* Task requirements: The required output is a single number: how many lines of the material contain the string "Dunith".

[Begin Data extract]

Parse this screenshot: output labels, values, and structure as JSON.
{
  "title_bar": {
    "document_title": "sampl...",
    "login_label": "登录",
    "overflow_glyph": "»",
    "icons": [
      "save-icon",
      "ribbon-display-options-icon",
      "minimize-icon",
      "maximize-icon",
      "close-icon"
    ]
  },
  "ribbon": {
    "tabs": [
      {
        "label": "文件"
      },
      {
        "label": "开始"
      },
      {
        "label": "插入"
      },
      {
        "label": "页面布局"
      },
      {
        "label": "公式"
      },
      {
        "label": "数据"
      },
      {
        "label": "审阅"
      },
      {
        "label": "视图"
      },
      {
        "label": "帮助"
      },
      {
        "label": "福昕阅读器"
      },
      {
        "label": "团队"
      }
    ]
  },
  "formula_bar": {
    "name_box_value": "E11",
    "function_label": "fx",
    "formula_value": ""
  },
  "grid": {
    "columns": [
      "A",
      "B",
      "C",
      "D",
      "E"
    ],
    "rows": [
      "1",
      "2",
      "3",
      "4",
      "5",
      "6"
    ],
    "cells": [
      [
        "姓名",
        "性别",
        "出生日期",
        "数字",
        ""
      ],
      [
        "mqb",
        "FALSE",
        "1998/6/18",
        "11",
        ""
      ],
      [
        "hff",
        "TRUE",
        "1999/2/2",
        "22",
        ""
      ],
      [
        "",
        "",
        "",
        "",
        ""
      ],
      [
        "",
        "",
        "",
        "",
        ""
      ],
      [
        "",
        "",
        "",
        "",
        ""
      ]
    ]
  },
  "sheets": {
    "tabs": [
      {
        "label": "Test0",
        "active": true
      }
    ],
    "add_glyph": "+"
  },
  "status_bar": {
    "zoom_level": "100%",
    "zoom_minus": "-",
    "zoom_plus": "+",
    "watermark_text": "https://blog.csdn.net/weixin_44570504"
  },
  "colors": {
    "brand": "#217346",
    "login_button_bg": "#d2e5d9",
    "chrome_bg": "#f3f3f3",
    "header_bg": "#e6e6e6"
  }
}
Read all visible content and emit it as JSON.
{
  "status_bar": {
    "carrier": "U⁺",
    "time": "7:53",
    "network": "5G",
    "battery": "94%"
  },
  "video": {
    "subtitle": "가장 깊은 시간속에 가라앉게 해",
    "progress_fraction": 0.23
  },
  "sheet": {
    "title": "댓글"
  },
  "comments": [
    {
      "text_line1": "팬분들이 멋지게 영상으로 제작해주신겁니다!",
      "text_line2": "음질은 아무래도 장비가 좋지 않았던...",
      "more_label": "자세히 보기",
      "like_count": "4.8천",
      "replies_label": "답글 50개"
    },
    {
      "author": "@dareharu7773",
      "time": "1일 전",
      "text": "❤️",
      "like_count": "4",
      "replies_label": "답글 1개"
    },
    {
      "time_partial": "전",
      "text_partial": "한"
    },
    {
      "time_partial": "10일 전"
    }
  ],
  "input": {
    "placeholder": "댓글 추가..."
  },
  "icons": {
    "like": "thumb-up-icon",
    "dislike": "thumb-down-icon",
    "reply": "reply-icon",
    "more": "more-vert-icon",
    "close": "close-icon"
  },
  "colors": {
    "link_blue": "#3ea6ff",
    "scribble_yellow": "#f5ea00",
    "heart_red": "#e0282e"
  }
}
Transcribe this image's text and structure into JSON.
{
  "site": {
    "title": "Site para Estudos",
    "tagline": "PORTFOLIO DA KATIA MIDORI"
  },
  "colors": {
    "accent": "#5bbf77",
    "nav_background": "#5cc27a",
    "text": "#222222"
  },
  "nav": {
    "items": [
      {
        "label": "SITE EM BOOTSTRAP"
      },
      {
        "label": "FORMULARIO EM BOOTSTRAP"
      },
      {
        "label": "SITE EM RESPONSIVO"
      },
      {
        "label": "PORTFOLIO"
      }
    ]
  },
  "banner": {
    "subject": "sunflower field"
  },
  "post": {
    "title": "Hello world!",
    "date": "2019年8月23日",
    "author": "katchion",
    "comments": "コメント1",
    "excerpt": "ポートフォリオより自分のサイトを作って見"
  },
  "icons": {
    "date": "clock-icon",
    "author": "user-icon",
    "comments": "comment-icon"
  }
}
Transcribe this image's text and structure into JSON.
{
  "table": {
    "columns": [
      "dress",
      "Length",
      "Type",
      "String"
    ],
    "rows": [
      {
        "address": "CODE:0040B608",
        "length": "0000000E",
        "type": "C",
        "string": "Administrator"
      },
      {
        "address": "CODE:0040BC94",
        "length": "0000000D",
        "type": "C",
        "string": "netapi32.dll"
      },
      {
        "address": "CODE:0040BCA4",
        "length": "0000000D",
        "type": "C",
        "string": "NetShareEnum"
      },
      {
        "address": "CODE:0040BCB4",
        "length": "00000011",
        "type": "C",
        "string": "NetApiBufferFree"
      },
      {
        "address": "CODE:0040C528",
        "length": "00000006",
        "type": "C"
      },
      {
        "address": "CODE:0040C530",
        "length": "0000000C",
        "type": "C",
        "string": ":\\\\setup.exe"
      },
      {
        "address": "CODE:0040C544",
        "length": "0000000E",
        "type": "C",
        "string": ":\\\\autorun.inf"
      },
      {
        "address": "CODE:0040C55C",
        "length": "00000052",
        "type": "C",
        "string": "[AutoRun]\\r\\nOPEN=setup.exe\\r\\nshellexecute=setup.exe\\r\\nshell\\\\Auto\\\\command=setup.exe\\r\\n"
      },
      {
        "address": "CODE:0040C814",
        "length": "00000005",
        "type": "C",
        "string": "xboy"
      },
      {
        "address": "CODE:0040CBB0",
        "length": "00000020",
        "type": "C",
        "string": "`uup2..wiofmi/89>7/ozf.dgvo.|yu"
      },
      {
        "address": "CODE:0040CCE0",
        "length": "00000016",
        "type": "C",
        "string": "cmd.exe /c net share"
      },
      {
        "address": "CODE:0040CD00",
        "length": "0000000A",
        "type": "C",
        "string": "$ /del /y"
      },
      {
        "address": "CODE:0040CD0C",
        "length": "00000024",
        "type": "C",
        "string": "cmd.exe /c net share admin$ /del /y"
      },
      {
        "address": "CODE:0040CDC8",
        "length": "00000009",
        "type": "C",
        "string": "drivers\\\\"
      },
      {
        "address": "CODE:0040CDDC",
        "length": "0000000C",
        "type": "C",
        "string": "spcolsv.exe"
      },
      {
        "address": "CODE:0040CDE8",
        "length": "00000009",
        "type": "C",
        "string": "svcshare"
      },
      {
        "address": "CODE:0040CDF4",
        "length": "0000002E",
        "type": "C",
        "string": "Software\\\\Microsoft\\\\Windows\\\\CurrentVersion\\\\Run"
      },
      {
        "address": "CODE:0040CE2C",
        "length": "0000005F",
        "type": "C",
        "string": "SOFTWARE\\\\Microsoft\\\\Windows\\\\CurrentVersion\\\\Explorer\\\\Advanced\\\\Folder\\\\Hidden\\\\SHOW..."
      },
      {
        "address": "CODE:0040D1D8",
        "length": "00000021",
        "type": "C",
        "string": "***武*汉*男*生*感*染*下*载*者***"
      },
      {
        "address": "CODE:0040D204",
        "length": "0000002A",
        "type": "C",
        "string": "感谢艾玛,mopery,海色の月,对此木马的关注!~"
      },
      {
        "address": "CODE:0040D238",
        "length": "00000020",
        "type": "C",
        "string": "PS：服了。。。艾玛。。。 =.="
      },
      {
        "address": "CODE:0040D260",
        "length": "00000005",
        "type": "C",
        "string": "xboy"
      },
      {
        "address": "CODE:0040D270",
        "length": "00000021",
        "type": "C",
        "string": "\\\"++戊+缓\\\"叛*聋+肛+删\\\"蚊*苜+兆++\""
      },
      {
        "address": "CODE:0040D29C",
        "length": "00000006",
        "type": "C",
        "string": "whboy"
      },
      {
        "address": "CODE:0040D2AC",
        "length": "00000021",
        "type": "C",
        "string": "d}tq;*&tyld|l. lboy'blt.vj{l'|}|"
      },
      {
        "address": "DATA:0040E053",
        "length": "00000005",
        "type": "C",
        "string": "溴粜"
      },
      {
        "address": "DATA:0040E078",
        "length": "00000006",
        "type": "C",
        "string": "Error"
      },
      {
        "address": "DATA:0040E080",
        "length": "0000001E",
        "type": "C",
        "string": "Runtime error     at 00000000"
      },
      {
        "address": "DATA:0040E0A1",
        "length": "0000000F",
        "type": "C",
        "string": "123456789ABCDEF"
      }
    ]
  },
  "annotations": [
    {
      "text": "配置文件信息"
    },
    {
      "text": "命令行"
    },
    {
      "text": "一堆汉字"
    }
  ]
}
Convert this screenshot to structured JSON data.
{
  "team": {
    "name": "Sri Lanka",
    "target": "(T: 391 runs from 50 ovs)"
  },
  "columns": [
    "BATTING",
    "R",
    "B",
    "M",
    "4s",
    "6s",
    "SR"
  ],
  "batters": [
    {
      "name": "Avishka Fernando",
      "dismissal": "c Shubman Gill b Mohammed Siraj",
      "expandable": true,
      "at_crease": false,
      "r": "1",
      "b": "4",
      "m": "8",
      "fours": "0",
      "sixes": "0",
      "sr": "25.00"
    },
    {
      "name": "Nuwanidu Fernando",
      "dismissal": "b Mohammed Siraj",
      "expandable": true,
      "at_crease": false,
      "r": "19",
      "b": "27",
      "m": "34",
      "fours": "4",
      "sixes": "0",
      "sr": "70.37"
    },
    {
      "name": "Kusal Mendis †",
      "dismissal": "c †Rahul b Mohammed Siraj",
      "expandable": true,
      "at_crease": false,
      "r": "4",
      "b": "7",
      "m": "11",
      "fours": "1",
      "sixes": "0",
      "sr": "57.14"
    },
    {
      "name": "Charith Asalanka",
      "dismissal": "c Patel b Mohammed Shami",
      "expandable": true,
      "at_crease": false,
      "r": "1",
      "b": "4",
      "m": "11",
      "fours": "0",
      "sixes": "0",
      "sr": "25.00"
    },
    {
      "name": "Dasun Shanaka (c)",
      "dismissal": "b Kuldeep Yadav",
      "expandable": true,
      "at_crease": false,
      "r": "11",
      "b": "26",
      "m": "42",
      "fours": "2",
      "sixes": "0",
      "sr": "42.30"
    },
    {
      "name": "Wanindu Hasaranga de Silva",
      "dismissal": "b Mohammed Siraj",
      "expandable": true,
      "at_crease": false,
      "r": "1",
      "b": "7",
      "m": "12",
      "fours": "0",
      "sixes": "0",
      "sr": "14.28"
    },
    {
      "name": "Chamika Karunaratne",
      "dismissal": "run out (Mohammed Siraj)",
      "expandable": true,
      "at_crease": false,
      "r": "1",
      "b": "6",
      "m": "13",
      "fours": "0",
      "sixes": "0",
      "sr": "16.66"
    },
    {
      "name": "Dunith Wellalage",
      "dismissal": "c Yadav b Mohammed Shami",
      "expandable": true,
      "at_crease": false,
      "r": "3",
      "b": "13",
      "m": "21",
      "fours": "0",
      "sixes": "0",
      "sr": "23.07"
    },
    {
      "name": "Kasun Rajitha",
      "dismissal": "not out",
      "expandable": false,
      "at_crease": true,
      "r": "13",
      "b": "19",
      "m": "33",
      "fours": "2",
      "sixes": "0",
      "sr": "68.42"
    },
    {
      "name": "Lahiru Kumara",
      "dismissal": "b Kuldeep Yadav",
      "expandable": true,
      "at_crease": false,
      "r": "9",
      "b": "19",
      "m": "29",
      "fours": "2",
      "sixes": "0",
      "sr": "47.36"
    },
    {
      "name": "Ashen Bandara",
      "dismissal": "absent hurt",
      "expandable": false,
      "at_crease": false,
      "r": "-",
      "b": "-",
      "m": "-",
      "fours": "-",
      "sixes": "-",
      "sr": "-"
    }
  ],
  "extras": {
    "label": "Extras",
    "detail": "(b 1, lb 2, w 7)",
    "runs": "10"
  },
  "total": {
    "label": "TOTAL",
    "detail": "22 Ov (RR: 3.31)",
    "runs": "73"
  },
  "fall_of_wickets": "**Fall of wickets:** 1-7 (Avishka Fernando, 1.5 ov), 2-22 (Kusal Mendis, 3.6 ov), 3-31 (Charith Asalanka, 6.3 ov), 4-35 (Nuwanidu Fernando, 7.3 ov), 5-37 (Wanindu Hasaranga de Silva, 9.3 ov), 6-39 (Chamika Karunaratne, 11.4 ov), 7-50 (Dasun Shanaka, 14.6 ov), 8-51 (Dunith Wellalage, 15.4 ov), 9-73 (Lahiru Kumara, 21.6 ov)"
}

[End Data extract]

* Response: 2